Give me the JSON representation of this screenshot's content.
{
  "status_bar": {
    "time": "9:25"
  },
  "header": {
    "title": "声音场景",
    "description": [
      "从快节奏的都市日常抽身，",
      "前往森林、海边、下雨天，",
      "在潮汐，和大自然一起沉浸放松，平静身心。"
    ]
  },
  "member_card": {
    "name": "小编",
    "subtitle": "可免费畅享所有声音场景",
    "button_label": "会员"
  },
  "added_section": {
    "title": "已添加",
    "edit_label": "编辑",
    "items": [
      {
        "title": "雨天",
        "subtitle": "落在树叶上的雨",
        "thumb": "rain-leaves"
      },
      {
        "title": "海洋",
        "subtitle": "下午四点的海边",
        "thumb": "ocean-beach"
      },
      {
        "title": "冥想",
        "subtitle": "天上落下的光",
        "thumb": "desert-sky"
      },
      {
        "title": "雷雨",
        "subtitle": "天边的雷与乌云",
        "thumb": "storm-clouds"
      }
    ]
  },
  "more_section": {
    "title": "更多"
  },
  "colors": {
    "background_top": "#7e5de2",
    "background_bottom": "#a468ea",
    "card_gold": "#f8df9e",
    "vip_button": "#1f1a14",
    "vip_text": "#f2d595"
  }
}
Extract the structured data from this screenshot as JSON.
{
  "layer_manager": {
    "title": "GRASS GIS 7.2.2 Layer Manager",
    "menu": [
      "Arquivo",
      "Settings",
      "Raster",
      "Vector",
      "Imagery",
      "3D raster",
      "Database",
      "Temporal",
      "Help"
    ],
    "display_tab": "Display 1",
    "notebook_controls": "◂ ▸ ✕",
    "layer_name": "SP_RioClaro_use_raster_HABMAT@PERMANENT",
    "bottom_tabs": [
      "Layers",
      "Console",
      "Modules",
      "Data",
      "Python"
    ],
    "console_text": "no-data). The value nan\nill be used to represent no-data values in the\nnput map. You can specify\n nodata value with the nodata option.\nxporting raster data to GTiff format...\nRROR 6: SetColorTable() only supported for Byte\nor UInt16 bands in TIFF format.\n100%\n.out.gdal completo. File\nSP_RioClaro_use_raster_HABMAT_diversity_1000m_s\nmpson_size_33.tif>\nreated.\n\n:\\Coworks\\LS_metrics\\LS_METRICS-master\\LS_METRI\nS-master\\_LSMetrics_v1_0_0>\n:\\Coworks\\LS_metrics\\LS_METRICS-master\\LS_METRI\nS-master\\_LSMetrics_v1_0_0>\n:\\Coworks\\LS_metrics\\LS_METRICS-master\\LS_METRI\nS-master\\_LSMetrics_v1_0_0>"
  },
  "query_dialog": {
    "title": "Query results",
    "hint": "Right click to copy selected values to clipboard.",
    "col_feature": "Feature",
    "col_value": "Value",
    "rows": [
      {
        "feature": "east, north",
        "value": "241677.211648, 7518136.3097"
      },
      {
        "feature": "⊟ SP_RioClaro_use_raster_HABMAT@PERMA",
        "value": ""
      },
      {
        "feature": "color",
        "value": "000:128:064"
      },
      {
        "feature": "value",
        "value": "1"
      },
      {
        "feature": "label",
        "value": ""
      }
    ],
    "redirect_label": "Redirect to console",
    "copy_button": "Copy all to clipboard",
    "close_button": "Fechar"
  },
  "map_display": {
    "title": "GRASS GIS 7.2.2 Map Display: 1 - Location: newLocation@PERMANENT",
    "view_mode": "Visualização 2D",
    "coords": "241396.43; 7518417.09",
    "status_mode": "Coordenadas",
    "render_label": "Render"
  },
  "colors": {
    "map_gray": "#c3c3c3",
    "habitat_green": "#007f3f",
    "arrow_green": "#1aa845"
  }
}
________________________________________
Objective. Copy every line of the listing containing the string "JSON".

Final result.
Give me the JSON representation of this screenshot's content.
Extract the structured data from this screenshot as JSON.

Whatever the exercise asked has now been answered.